Return the records, each one exactly as written.

-- START OF Provided records --

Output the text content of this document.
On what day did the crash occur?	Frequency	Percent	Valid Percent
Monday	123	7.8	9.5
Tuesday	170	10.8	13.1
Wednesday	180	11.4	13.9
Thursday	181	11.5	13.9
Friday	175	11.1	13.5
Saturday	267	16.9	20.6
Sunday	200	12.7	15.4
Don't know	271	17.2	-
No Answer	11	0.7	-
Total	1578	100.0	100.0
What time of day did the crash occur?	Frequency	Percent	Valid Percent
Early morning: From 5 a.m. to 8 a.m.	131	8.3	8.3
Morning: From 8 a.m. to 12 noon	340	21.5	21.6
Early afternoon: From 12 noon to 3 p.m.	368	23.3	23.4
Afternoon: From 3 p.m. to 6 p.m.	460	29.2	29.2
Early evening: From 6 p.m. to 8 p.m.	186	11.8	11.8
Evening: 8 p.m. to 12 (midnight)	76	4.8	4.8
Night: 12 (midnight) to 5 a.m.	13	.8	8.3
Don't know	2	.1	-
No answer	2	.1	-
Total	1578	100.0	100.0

-- END OF Provided records --

Response to this exercise:
Output the text content of this document.
On what day did the crash occur?	Frequency	Percent	Valid Percent
Monday	123	7.8	9.5
Tuesday	170	10.8	13.1
Wednesday	180	11.4	13.9
Thursday	181	11.5	13.9
Friday	175	11.1	13.5
Saturday	267	16.9	20.6
Sunday	200	12.7	15.4
Don't know	271	17.2	-
No Answer	11	0.7	-
Total	1578	100.0	100.0
What time of day did the crash occur?	Frequency	Percent	Valid Percent
Early morning: From 5 a.m. to 8 a.m.	131	8.3	8.3
Morning: From 8 a.m. to 12 noon	340	21.5	21.6
Early afternoon: From 12 noon to 3 p.m.	368	23.3	23.4
Afternoon: From 3 p.m. to 6 p.m.	460	29.2	29.2
Early evening: From 6 p.m. to 8 p.m.	186	11.8	11.8
Evening: 8 p.m. to 12 (midnight)	76	4.8	4.8
Night: 12 (midnight) to 5 a.m.	13	.8	8.3
Don't know	2	.1	-
No answer	2	.1	-
Total	1578	100.0	100.0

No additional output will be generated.